— begin —

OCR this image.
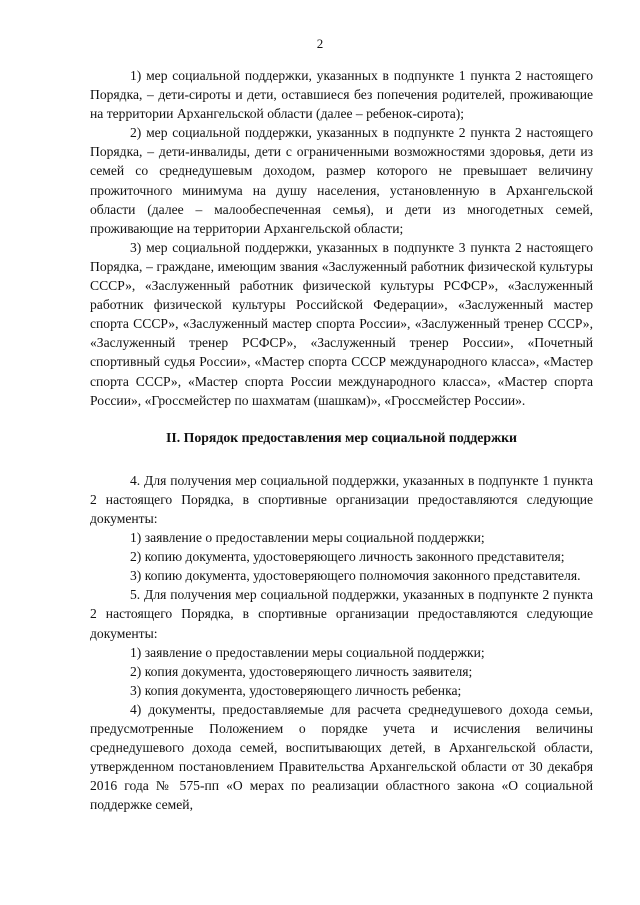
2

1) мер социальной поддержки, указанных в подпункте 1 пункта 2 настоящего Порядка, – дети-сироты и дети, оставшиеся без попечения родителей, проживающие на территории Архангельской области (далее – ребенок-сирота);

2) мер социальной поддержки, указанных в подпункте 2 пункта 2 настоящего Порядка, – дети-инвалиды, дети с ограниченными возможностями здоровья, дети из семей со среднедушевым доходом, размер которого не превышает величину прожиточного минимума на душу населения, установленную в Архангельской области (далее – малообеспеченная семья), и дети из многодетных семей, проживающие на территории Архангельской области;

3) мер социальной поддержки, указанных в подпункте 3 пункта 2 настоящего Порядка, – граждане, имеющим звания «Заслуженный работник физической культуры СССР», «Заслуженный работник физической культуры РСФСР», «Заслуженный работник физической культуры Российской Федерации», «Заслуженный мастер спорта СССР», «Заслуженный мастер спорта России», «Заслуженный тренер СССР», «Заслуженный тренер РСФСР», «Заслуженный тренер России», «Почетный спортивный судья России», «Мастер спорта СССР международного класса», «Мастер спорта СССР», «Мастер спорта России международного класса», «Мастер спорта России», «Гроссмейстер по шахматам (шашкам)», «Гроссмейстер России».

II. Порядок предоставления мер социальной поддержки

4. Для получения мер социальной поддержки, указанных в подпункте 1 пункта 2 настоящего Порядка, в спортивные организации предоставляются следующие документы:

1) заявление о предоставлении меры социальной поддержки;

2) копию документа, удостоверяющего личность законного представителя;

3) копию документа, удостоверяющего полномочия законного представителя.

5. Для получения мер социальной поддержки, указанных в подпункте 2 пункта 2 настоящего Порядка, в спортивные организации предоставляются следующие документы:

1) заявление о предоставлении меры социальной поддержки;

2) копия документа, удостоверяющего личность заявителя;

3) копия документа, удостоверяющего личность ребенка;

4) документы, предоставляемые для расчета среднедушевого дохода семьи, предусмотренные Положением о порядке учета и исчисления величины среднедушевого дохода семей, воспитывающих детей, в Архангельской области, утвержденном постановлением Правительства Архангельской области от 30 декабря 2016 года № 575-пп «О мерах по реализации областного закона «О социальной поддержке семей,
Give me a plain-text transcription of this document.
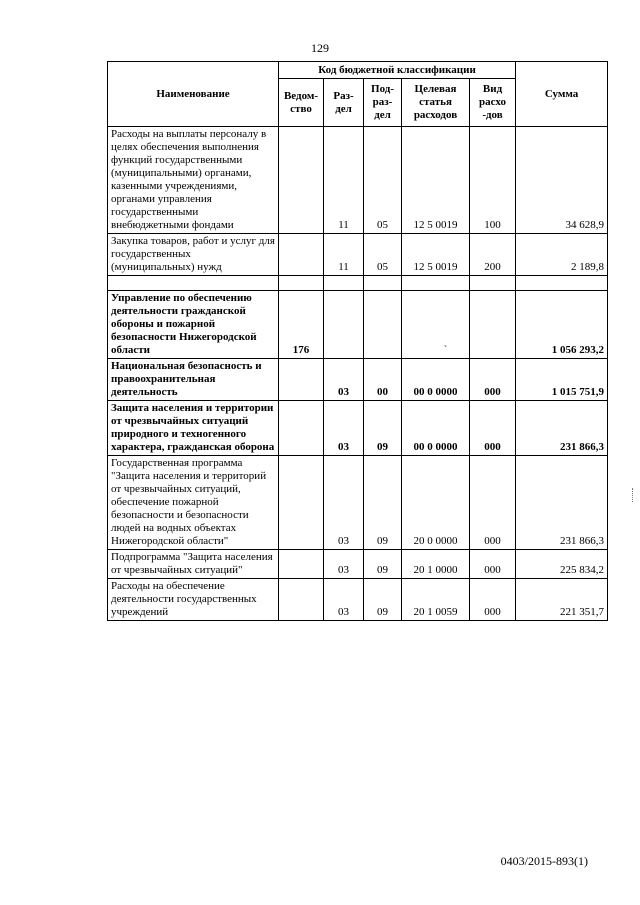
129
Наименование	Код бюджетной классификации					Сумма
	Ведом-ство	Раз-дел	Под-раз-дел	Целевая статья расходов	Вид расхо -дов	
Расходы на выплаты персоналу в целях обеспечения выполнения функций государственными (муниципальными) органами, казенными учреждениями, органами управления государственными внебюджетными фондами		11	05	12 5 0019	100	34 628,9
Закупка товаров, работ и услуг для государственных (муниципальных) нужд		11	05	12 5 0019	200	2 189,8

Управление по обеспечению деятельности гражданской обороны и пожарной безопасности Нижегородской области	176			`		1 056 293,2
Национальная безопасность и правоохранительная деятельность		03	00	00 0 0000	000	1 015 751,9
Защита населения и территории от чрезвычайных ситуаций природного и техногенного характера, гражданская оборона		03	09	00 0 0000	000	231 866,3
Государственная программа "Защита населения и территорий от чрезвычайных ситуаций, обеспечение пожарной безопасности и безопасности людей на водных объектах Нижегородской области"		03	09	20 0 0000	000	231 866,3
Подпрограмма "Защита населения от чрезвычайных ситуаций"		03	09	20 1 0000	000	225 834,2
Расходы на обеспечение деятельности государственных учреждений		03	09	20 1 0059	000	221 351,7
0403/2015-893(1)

— end —

#### WORK REQUIRED:
Only the number is wanted: how many lines in the data include the word "Расходы"?

#### TASK RESPONSE:
2